--- Required work ---
In the data below, locate each line with the word "this" and list it.
** start of Data to use **
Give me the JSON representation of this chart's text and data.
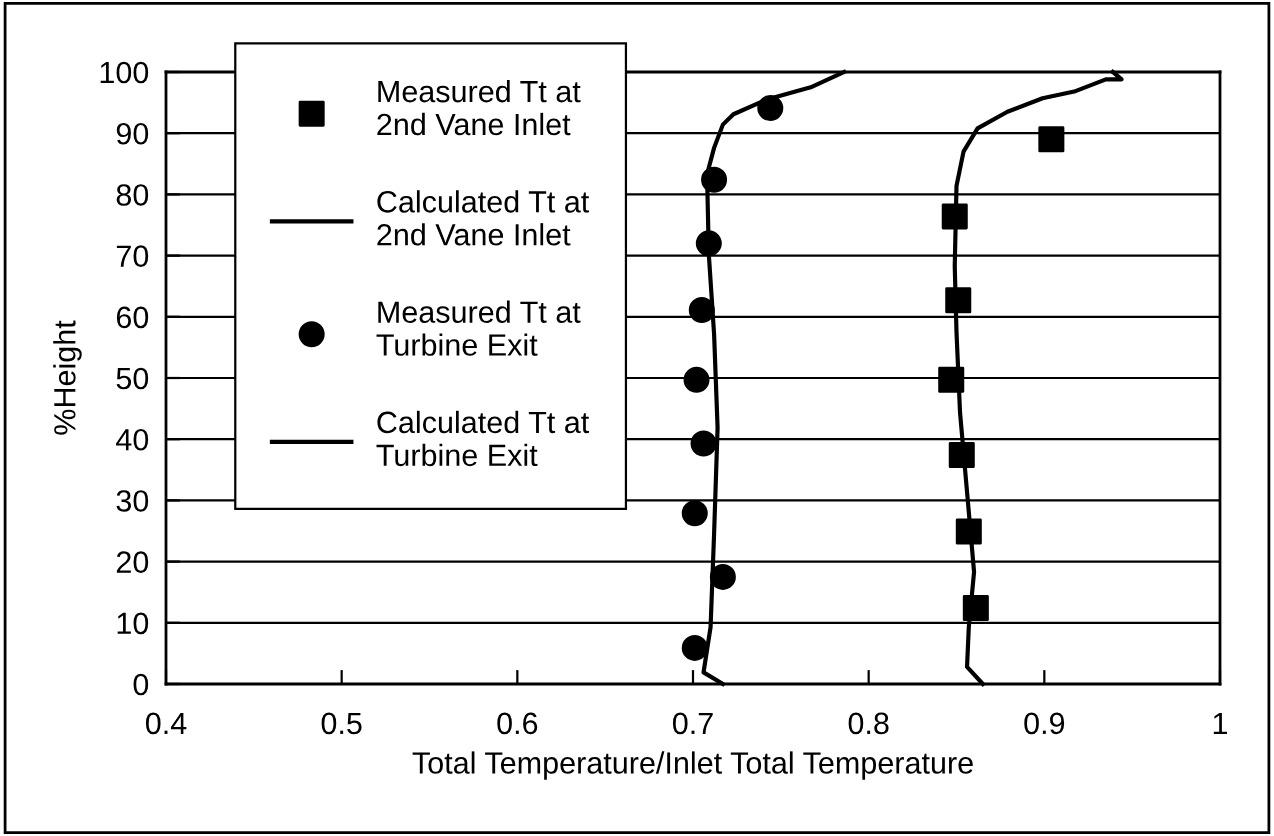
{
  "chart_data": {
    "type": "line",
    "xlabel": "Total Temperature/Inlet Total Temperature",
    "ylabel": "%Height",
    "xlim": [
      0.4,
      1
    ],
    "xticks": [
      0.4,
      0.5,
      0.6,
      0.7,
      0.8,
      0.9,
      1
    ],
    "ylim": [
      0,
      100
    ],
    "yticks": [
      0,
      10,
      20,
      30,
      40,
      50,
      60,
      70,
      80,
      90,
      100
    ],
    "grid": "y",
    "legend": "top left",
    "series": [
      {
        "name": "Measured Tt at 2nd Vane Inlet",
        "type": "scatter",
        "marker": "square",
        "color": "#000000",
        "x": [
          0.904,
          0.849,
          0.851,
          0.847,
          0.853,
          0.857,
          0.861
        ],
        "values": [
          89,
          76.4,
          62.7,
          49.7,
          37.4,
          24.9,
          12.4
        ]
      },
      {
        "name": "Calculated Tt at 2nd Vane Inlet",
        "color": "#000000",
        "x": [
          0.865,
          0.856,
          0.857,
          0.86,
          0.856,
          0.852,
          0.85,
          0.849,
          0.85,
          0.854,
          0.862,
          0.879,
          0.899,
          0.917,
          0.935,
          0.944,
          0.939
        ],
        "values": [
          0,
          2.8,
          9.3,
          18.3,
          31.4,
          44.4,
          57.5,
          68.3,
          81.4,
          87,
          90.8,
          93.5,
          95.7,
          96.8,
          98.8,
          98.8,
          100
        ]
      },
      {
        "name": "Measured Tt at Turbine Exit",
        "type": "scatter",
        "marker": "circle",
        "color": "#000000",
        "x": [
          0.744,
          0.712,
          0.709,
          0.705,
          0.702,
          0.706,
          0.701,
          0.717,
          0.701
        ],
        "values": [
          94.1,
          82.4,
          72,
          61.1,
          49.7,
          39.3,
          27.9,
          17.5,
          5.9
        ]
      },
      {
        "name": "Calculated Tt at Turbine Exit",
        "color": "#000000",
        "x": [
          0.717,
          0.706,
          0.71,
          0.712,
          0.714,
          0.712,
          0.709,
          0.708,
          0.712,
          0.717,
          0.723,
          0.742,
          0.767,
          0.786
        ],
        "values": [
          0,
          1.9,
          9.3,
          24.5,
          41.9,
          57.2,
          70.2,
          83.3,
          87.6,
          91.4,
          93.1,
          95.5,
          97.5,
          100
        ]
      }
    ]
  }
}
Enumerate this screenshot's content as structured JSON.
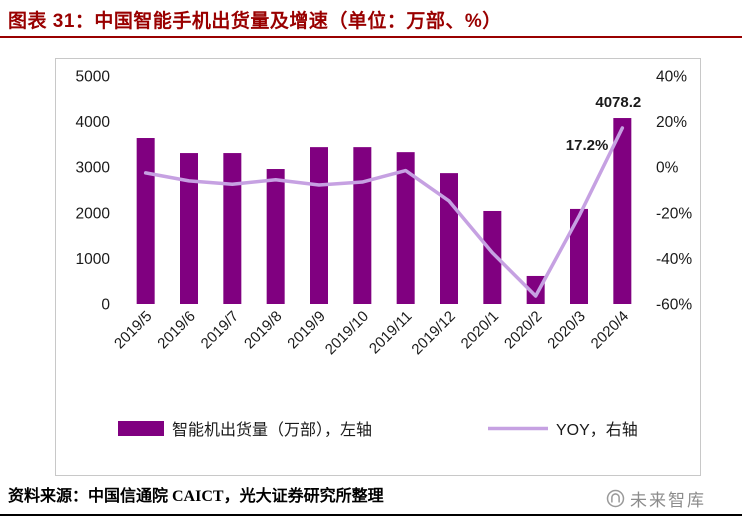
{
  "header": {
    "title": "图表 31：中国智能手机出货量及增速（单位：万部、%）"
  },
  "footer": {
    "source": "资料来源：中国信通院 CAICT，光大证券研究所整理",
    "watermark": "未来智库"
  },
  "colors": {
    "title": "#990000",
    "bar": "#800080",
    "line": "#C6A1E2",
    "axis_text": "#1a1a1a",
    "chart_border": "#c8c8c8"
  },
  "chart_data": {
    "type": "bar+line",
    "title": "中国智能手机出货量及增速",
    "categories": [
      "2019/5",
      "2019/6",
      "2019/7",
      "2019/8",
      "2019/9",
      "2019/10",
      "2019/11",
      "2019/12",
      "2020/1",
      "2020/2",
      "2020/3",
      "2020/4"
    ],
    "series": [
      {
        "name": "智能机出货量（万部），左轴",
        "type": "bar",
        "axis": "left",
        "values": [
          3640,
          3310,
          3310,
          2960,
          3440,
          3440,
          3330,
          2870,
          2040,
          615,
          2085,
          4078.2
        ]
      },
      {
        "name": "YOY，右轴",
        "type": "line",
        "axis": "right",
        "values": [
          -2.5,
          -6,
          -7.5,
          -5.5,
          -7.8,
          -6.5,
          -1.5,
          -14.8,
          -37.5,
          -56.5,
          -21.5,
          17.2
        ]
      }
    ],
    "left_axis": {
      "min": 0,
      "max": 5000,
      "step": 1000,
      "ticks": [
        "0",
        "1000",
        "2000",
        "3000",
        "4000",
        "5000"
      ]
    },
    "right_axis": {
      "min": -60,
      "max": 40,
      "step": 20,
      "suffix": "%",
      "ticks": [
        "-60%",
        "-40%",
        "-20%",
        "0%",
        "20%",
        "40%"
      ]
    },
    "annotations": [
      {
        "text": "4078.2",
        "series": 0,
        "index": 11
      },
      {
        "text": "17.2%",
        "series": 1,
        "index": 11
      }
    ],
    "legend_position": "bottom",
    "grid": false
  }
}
** end of Data to use **
--- Exercise answer ---
Give me the JSON representation of this chart's text and data.
Enumerate this screenshot's content as structured JSON.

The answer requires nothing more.